-- BEGIN Records shown --

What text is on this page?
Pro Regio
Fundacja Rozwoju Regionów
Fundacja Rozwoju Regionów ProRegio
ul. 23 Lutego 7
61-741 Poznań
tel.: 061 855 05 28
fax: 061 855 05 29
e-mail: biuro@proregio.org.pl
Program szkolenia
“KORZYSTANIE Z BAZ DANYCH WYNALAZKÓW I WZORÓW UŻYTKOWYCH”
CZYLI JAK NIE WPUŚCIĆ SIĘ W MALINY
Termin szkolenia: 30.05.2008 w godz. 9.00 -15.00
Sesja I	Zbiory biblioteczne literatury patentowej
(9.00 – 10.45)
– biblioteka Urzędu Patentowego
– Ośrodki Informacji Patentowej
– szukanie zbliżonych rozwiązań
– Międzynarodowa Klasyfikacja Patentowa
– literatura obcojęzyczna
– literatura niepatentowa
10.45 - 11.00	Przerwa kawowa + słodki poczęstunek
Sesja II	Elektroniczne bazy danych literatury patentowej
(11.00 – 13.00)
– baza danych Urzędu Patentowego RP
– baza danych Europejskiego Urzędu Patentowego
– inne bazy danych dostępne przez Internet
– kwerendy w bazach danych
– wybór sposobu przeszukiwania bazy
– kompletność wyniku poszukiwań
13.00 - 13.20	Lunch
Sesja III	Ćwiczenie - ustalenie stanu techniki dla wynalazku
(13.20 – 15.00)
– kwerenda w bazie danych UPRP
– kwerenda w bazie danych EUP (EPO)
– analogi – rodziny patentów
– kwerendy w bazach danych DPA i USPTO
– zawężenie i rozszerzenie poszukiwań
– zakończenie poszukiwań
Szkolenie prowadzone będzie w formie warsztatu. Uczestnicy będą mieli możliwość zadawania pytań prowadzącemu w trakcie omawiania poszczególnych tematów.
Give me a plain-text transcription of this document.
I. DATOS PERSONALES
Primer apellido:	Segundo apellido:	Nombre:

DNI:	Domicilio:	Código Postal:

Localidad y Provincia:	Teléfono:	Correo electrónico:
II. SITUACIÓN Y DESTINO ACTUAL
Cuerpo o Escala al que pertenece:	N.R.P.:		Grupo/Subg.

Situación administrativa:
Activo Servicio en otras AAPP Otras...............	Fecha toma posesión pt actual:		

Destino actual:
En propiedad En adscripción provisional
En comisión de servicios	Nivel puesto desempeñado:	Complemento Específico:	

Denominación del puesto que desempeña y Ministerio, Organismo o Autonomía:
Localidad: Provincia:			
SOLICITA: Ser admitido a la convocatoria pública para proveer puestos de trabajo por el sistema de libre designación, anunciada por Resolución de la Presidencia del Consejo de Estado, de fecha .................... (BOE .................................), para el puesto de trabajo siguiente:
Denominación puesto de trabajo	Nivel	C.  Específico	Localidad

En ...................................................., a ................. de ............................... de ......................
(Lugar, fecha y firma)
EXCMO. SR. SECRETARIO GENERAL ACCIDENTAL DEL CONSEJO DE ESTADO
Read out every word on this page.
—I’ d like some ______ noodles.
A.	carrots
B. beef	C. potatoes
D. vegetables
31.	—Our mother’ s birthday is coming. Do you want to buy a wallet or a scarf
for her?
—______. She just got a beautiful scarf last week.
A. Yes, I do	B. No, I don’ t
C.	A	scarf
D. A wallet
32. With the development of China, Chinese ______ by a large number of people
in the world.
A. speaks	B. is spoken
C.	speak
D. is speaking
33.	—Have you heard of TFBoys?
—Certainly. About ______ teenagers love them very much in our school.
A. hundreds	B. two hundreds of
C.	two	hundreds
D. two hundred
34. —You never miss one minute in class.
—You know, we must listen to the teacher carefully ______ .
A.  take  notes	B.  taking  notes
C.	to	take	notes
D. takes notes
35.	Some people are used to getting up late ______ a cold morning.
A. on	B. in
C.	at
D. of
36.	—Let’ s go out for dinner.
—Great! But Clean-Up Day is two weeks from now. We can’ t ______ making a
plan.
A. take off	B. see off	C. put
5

-- END Records shown --

### Requirements
Tally up the lines holding the string "trabajo" in this listing, and report the total alone.

### Written response
2